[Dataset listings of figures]
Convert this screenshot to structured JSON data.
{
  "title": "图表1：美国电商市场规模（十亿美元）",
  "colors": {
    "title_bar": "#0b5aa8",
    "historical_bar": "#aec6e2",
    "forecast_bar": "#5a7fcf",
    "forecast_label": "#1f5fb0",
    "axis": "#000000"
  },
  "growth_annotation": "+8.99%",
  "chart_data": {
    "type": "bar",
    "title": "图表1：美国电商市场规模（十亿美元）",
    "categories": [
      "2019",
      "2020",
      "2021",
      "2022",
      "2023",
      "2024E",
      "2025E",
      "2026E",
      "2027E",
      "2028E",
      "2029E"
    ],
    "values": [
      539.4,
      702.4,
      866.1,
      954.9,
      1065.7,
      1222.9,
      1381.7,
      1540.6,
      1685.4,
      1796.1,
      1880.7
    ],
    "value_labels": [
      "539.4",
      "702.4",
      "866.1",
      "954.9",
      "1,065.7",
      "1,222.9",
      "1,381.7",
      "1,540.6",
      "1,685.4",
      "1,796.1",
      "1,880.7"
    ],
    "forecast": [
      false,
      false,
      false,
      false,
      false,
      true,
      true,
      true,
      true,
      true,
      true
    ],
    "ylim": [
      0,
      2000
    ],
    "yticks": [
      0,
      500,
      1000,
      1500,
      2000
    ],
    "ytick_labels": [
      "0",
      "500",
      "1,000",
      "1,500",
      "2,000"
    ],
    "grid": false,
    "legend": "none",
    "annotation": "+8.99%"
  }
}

● **WHAT TO DO**: Using the data above, reproduce every line exactly.

● **ANSWER**:
Convert this screenshot to structured JSON data.
{
  "title": "图表1：美国电商市场规模（十亿美元）",
  "colors": {
    "title_bar": "#0b5aa8",
    "historical_bar": "#aec6e2",
    "forecast_bar": "#5a7fcf",
    "forecast_label": "#1f5fb0",
    "axis": "#000000"
  },
  "growth_annotation": "+8.99%",
  "chart_data": {
    "type": "bar",
    "title": "图表1：美国电商市场规模（十亿美元）",
    "categories": [
      "2019",
      "2020",
      "2021",
      "2022",
      "2023",
      "2024E",
      "2025E",
      "2026E",
      "2027E",
      "2028E",
      "2029E"
    ],
    "values": [
      539.4,
      702.4,
      866.1,
      954.9,
      1065.7,
      1222.9,
      1381.7,
      1540.6,
      1685.4,
      1796.1,
      1880.7
    ],
    "value_labels": [
      "539.4",
      "702.4",
      "866.1",
      "954.9",
      "1,065.7",
      "1,222.9",
      "1,381.7",
      "1,540.6",
      "1,685.4",
      "1,796.1",
      "1,880.7"
    ],
    "forecast": [
      false,
      false,
      false,
      false,
      false,
      true,
      true,
      true,
      true,
      true,
      true
    ],
    "ylim": [
      0,
      2000
    ],
    "yticks": [
      0,
      500,
      1000,
      1500,
      2000
    ],
    "ytick_labels": [
      "0",
      "500",
      "1,000",
      "1,500",
      "2,000"
    ],
    "grid": false,
    "legend": "none",
    "annotation": "+8.99%"
  }
}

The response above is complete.